>> BEGIN Input rows

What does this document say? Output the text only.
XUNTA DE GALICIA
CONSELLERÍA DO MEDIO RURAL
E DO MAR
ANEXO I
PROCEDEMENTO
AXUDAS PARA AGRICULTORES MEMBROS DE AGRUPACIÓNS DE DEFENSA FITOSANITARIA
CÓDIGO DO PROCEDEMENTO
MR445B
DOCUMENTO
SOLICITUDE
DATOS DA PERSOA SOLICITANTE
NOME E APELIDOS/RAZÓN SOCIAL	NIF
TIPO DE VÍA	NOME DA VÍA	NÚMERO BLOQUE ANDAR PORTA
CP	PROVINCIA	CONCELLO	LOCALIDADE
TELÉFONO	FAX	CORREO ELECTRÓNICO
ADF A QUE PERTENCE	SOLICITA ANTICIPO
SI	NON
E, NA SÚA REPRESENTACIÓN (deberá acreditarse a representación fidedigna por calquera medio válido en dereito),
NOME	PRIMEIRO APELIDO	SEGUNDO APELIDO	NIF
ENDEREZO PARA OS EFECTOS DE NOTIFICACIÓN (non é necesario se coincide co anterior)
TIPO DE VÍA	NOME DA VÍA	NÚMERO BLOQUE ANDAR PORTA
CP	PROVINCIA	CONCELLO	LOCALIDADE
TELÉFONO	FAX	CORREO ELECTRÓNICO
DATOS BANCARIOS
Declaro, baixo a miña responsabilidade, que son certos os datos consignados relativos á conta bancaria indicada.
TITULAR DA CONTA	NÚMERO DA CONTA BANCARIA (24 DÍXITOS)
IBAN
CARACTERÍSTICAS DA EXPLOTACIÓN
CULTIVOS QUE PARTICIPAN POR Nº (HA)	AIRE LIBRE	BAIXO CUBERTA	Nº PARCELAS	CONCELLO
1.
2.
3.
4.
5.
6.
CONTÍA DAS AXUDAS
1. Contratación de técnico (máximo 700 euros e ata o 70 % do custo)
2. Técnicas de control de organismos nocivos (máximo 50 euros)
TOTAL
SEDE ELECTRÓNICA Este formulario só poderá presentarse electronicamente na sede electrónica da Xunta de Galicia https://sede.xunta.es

>> END Input rows
>> BEGIN Input rows

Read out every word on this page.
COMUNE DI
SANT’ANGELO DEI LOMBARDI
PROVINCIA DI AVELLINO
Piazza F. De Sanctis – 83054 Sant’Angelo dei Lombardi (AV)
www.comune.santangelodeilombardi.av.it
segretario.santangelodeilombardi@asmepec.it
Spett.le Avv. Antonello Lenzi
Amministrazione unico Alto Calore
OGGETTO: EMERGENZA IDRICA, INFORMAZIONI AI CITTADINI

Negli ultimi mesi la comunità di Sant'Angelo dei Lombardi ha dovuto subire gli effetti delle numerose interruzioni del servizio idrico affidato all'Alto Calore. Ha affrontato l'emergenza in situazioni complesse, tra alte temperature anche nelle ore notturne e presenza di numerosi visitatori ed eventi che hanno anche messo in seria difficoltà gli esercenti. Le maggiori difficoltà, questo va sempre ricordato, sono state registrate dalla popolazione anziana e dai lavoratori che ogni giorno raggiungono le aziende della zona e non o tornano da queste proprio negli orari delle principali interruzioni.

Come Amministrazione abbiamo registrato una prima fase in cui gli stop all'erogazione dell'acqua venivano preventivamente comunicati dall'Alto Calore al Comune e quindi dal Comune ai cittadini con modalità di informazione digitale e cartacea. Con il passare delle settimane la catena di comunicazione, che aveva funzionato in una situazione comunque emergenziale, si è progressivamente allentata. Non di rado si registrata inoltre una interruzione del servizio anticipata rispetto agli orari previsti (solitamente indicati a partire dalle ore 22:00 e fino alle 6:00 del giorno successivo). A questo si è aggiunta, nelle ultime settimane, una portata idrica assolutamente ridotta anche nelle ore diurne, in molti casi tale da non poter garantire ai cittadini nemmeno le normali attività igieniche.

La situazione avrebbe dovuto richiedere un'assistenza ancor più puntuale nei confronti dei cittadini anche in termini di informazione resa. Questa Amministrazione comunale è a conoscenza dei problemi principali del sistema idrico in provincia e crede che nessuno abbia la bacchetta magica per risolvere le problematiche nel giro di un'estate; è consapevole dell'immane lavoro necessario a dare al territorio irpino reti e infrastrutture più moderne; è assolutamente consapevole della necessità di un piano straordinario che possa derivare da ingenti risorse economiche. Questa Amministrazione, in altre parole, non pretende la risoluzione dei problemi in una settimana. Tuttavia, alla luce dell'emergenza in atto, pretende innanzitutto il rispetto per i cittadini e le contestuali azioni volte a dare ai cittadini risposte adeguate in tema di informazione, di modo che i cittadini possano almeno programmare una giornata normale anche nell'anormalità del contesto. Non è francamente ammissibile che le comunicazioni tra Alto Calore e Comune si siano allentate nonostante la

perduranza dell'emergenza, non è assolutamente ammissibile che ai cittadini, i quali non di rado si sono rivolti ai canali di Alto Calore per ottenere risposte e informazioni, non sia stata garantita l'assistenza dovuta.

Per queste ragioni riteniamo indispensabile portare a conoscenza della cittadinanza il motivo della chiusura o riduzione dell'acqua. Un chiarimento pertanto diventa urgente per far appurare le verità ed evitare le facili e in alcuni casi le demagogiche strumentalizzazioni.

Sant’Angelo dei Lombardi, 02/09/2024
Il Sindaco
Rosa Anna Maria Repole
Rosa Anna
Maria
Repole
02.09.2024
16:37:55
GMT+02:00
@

>> END Input rows

◆ The exercise: Find the word "euros" in the entries, and copy every line it shows up in.

◆ Exercise response:
1. Contratación de técnico (máximo 700 euros e ata o 70 % do custo)
2. Técnicas de control de organismos nocivos (máximo 50 euros)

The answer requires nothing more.